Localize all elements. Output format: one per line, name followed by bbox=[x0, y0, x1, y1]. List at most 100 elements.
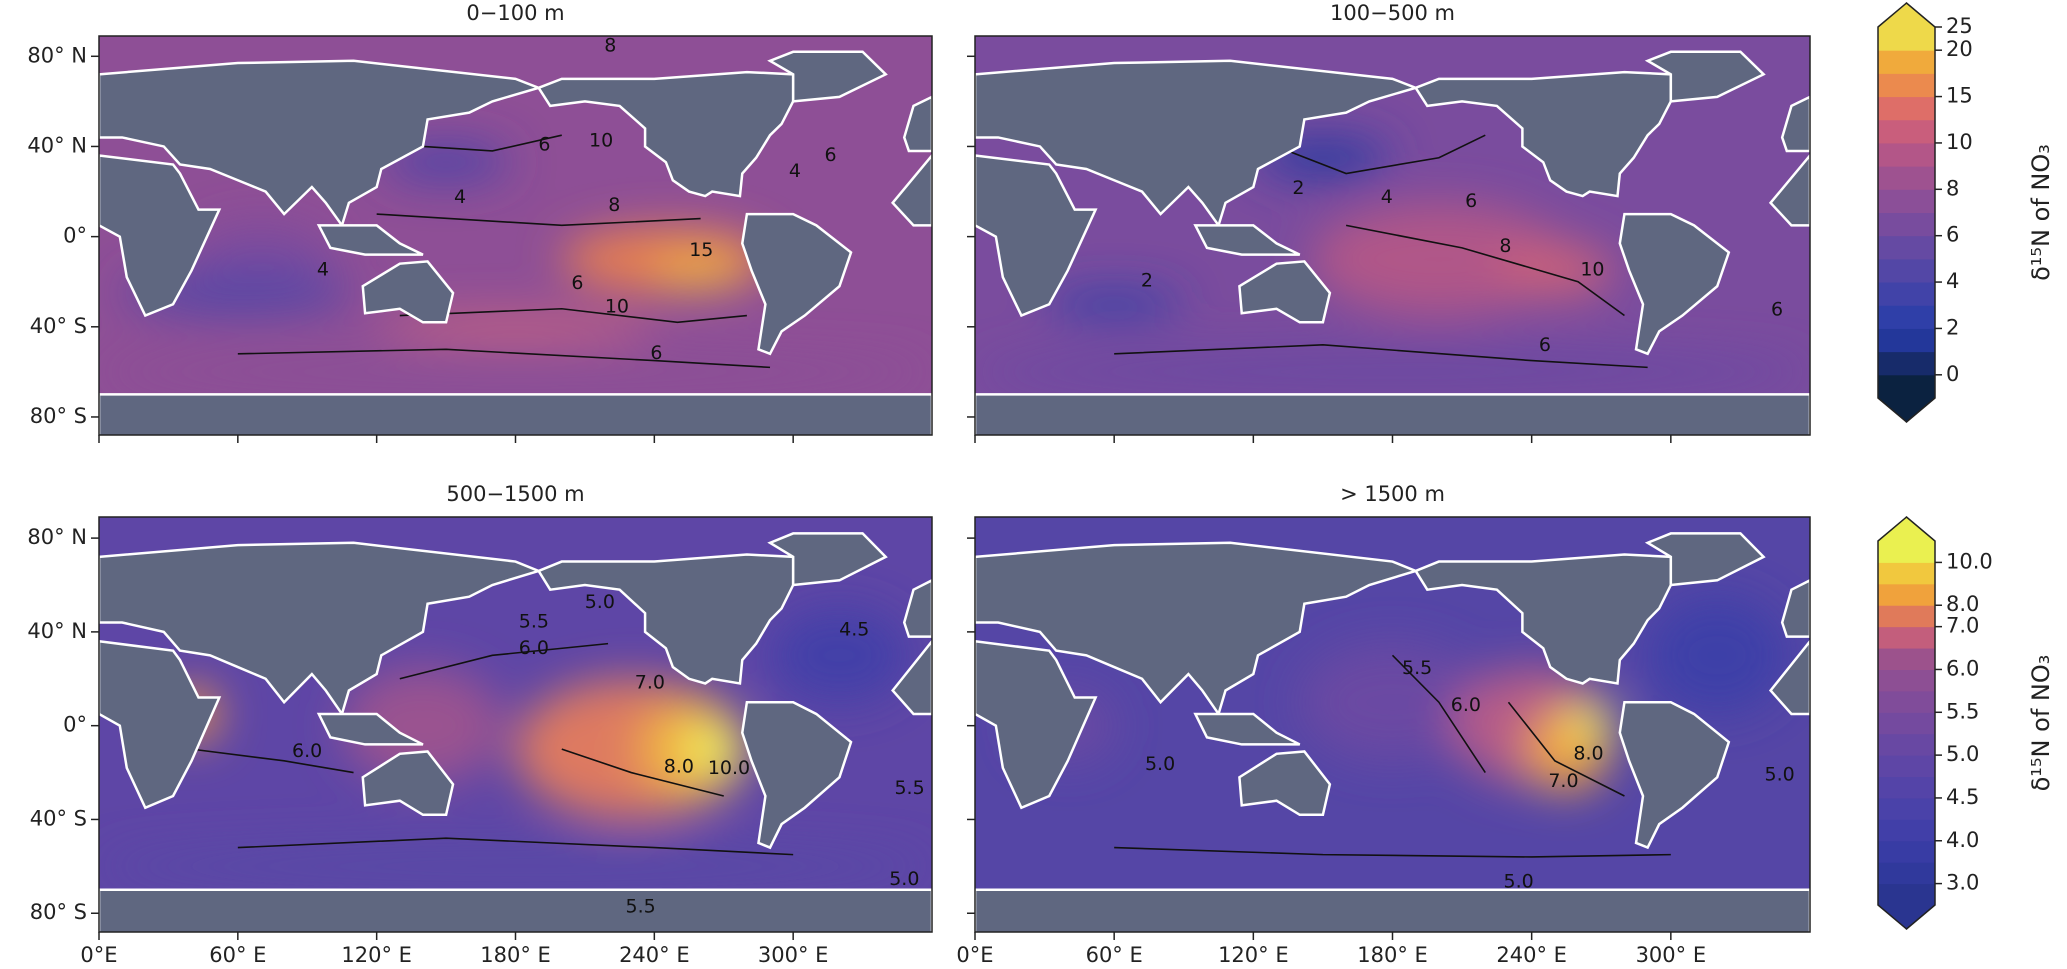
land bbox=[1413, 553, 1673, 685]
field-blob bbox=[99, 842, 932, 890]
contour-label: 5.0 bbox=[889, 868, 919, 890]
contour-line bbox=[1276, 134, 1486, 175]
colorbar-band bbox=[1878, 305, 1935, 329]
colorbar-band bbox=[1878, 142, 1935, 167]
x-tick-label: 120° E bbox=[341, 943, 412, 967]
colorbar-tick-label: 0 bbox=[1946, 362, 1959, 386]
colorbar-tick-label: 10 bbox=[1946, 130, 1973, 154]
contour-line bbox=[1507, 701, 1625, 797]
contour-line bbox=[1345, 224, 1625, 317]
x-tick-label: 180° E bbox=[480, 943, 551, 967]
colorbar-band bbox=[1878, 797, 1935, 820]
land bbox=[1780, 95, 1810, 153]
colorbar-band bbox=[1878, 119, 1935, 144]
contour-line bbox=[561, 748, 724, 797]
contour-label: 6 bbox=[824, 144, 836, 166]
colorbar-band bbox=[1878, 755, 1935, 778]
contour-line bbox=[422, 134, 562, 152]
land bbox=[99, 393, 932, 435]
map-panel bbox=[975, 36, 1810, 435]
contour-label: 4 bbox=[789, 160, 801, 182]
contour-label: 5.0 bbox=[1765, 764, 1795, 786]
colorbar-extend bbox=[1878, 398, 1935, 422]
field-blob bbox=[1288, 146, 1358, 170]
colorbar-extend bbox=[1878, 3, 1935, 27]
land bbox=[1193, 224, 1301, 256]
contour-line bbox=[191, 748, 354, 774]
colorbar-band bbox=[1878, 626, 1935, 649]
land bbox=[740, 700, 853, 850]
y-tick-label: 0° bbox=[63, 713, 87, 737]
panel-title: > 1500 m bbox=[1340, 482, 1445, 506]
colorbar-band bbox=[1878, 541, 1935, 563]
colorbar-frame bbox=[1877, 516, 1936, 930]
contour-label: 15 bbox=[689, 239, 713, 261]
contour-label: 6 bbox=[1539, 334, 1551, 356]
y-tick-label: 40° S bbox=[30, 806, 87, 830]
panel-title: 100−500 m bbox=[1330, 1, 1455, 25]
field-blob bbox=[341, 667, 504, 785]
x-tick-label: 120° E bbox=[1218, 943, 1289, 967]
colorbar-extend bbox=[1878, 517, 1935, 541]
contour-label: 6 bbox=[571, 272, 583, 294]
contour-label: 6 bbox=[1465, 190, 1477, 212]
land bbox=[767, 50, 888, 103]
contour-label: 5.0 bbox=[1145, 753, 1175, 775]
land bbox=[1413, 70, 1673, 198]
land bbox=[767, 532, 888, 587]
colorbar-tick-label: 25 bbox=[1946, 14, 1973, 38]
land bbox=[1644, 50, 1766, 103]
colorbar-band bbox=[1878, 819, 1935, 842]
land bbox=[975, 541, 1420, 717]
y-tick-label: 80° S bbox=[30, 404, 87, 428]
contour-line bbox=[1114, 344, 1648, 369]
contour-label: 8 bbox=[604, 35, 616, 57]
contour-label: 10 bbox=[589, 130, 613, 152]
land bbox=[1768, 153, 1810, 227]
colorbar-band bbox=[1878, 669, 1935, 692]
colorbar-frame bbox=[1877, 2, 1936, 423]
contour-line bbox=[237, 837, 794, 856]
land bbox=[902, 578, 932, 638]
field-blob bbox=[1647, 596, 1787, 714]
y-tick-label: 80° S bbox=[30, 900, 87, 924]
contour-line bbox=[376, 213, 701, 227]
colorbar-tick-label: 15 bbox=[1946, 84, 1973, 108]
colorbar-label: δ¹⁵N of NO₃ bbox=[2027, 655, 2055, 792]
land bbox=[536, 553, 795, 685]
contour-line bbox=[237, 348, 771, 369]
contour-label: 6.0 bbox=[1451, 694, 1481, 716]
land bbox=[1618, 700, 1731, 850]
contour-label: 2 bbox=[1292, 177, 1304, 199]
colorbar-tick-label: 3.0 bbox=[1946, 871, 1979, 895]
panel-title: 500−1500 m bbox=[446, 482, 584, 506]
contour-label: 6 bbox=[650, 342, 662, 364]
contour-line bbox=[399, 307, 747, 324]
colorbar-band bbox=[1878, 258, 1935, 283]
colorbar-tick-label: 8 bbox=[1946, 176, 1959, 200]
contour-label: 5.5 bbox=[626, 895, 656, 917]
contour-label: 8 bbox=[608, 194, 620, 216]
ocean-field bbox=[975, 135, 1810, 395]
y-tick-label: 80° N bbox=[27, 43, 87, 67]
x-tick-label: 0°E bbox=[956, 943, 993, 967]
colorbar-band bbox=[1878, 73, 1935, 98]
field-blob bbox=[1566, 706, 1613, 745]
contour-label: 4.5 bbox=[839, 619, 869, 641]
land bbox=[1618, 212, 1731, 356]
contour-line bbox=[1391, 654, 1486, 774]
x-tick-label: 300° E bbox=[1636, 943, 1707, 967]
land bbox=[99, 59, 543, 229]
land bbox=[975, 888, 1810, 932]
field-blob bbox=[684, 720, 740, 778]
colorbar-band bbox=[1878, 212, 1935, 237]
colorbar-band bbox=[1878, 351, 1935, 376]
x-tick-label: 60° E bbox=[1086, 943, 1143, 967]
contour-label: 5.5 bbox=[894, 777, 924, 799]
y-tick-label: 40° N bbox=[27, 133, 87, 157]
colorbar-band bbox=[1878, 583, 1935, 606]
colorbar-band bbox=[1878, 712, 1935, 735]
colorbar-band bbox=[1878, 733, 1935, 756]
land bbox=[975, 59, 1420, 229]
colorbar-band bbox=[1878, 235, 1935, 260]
* * *
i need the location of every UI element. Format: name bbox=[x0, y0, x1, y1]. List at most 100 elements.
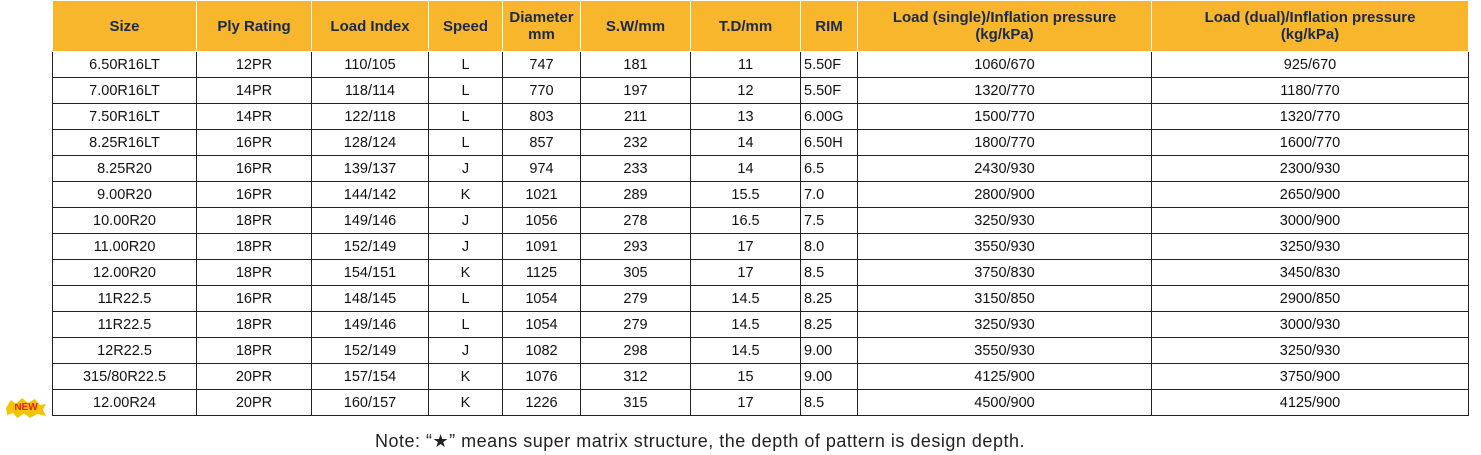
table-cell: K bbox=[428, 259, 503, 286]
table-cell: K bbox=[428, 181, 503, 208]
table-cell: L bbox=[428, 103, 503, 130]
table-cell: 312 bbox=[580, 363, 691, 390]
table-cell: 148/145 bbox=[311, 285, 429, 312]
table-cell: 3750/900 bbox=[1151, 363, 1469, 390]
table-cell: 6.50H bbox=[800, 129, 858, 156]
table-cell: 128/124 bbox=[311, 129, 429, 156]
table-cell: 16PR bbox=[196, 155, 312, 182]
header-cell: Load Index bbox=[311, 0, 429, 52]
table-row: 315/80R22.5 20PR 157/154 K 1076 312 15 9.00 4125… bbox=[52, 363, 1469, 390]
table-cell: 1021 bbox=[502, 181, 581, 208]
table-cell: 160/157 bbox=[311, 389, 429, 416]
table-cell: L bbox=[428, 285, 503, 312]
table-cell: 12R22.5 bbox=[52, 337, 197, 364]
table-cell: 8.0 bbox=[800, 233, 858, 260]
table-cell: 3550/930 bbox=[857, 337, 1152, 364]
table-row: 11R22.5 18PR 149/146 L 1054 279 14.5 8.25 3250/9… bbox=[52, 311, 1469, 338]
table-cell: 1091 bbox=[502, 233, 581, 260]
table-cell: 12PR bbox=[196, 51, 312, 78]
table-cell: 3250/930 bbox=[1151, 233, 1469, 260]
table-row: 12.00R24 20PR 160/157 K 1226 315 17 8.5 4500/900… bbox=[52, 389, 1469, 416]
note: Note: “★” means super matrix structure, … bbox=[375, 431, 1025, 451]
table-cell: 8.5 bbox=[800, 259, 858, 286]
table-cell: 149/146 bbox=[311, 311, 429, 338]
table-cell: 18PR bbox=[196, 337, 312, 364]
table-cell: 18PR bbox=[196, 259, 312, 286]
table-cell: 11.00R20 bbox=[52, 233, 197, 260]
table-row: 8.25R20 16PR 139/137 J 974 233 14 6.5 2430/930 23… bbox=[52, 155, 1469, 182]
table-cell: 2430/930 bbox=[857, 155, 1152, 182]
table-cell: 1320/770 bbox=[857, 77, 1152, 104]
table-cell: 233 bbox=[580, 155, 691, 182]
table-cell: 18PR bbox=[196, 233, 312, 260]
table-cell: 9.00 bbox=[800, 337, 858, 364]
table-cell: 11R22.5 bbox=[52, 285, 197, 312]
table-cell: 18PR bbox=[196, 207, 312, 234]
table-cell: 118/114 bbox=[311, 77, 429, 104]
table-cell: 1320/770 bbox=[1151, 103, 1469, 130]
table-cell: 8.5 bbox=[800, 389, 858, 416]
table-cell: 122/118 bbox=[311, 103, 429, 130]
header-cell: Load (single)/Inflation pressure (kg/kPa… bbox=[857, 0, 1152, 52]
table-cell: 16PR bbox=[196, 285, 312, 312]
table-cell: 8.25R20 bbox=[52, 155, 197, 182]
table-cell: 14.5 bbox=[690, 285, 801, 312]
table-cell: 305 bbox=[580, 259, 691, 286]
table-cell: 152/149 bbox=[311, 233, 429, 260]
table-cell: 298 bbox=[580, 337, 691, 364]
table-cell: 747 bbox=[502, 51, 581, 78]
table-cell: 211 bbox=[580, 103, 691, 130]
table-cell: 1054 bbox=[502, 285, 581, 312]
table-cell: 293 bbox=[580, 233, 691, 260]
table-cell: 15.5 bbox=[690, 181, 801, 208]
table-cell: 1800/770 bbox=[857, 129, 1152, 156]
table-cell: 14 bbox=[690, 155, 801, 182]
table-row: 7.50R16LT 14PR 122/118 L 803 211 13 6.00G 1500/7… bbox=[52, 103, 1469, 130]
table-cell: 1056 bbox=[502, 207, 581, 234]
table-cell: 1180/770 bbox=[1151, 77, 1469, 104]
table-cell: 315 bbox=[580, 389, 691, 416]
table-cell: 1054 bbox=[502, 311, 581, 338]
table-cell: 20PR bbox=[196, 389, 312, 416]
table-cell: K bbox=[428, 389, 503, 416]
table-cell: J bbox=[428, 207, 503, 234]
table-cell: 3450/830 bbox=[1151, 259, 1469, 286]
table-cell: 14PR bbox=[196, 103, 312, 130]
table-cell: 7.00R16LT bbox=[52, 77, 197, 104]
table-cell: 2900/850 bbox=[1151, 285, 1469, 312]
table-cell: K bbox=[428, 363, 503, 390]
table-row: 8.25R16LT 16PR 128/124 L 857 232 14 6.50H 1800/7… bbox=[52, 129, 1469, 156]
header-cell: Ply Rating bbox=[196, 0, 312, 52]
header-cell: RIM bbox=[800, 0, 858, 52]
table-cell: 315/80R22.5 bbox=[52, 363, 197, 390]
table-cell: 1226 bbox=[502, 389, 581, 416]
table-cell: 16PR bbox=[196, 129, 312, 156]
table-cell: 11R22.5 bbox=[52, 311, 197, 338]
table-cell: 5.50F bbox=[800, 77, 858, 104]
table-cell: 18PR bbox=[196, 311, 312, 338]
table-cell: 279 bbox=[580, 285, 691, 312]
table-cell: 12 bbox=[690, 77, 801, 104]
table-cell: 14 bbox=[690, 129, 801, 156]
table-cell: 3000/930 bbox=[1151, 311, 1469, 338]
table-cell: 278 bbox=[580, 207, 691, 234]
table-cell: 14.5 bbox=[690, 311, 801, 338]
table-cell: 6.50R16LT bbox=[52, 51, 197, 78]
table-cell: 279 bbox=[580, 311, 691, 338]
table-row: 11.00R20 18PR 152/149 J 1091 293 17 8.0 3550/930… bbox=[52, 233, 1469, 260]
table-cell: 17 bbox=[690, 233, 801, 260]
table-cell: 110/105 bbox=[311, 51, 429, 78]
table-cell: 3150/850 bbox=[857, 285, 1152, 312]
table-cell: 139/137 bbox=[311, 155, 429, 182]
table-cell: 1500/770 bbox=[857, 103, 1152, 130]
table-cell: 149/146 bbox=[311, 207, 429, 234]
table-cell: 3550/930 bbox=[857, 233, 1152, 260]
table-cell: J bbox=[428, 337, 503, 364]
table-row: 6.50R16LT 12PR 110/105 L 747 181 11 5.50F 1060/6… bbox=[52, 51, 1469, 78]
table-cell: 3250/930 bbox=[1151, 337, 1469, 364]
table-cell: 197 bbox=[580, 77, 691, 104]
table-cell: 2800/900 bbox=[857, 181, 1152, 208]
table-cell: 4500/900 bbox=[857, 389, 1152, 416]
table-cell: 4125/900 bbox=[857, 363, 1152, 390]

EXERCISE:
Write out the entries above, starting with the line that contains "land bbox=[1413, 553, 1673, 685]" and continuing through the line that contains "colorbar-tick-label: 10 bbox=[1946, 130, 1973, 154]". Include both of those lines.

PROBLEM SOLUTION:
land bbox=[1413, 553, 1673, 685]
field-blob bbox=[99, 842, 932, 890]
contour-label: 5.0 bbox=[889, 868, 919, 890]
contour-line bbox=[1276, 134, 1486, 175]
colorbar-band bbox=[1878, 305, 1935, 329]
colorbar-band bbox=[1878, 142, 1935, 167]
x-tick-label: 120° E bbox=[341, 943, 412, 967]
colorbar-tick-label: 0 bbox=[1946, 362, 1959, 386]
colorbar-tick-label: 10 bbox=[1946, 130, 1973, 154]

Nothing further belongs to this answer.